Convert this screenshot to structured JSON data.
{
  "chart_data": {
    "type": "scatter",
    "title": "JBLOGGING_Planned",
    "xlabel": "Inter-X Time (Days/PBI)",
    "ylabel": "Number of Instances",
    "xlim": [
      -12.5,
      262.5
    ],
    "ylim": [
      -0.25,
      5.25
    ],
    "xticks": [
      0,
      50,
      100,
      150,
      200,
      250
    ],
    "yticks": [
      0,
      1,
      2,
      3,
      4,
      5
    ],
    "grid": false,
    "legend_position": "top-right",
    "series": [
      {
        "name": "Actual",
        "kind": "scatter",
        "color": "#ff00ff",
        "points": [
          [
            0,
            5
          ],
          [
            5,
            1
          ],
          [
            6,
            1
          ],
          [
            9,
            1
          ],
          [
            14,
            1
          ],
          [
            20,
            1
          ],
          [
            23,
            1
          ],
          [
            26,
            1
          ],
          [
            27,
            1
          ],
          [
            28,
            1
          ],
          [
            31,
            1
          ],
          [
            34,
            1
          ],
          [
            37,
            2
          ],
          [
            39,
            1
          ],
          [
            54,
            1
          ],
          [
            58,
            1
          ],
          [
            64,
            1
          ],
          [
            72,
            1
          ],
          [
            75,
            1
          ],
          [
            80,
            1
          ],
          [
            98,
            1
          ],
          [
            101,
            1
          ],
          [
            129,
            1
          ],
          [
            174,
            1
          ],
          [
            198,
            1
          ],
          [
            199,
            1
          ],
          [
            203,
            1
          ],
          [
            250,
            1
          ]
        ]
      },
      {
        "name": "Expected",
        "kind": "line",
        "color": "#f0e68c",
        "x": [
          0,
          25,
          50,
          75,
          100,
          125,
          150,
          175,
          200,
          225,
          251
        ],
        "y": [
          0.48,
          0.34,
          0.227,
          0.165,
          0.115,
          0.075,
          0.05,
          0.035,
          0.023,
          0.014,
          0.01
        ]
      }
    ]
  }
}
========================================
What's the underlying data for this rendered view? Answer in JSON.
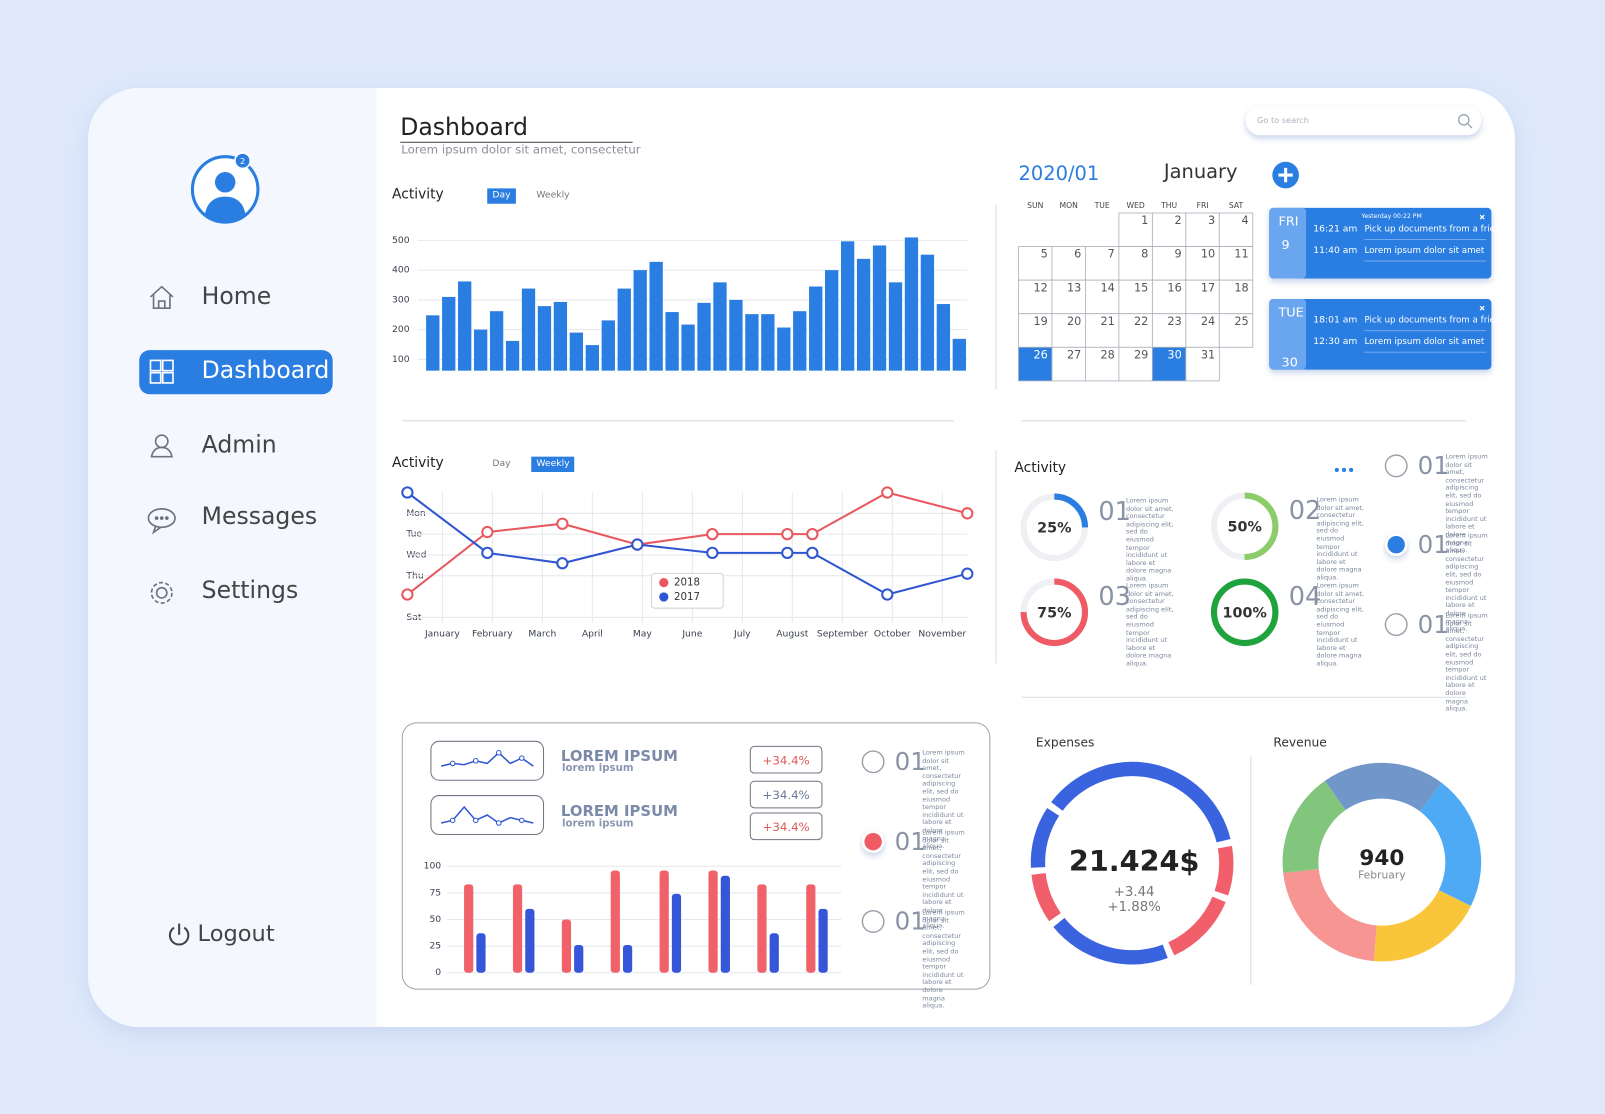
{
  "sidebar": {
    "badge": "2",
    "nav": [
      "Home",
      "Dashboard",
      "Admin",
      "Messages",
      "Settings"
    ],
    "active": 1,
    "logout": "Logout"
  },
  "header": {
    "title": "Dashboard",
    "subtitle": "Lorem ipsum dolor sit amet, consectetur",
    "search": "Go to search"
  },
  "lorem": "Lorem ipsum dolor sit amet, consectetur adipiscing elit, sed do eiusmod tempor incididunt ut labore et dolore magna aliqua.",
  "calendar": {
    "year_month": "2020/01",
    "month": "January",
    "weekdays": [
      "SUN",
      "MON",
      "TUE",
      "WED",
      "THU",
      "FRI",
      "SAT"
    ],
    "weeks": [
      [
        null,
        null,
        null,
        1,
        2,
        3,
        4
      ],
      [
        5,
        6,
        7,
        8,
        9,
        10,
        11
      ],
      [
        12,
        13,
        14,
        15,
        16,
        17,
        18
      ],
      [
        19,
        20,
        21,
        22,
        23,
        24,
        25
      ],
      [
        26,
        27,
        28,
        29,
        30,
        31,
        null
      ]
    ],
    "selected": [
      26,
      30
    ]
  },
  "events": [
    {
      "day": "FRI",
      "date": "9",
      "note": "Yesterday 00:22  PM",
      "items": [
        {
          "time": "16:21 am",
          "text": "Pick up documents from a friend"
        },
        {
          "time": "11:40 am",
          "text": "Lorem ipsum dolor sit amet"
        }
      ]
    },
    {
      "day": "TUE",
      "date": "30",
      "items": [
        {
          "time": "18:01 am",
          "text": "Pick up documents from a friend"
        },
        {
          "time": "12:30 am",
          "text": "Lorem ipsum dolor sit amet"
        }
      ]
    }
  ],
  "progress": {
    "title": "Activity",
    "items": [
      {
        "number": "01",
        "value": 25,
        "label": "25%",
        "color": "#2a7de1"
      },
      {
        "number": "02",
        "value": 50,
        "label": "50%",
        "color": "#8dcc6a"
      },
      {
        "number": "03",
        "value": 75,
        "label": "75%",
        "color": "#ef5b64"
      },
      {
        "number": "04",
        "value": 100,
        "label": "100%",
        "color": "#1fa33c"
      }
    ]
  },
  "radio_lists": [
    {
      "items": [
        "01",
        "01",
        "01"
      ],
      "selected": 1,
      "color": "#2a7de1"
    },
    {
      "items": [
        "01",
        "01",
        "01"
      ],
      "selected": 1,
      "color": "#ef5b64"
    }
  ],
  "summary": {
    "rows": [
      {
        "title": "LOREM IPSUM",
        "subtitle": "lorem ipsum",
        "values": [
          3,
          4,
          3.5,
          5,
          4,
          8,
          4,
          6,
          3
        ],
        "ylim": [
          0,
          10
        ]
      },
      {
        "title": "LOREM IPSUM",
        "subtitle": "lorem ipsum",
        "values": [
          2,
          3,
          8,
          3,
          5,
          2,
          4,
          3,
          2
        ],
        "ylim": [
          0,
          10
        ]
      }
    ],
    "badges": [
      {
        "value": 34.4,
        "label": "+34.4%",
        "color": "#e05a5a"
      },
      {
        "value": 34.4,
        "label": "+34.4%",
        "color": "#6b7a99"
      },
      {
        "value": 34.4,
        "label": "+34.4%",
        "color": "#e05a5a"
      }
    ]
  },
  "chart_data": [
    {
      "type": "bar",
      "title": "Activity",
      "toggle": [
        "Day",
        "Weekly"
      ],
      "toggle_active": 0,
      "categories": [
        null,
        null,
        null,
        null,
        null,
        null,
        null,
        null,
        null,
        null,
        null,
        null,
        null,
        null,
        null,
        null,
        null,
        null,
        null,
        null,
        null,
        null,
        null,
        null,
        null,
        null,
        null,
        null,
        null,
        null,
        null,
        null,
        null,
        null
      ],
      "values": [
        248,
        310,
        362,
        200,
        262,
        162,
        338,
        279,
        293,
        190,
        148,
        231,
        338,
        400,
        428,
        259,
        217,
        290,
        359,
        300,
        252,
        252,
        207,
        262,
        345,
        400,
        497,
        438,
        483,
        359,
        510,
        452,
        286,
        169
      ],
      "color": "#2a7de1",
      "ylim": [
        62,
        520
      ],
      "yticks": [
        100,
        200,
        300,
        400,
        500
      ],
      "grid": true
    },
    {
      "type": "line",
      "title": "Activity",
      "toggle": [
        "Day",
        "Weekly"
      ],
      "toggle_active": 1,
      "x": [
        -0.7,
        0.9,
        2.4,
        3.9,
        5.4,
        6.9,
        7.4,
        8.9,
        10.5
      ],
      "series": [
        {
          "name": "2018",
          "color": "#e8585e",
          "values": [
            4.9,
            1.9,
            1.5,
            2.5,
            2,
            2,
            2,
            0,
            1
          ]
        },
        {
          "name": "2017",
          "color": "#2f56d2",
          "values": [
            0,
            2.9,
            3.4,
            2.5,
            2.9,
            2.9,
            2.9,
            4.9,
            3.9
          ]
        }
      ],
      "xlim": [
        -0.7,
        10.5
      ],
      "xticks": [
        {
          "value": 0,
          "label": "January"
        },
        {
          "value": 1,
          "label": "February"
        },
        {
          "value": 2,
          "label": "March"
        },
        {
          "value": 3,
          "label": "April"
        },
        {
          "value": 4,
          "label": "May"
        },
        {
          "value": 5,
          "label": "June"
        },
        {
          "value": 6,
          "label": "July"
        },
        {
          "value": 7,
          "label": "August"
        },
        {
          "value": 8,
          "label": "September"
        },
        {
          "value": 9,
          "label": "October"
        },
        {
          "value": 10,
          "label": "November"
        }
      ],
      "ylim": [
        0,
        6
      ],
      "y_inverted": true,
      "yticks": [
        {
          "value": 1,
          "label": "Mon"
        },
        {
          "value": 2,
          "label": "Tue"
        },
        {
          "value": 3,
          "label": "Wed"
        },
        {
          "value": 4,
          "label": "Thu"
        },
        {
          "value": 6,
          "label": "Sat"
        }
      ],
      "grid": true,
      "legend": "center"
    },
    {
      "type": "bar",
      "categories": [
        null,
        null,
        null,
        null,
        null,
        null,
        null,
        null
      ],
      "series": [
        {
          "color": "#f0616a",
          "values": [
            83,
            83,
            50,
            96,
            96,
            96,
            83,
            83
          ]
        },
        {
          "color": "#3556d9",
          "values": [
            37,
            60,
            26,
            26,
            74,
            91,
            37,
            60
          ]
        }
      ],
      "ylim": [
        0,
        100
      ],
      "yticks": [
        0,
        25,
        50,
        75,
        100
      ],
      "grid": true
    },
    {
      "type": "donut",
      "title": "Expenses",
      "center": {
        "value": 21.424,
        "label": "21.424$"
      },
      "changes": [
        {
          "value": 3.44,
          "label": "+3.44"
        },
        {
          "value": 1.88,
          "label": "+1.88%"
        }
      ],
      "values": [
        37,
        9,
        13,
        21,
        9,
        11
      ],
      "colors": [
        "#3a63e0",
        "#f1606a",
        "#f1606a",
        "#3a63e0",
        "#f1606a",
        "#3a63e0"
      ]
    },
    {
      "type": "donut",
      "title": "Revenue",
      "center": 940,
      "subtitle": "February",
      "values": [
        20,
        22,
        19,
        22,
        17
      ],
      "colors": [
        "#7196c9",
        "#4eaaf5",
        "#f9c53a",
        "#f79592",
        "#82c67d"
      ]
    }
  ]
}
========================================
Where a line in the entries holds the word "this", copy that line.

Convert this screenshot to structured JSON data.
What's the underlying data for this rendered view? Answer in JSON.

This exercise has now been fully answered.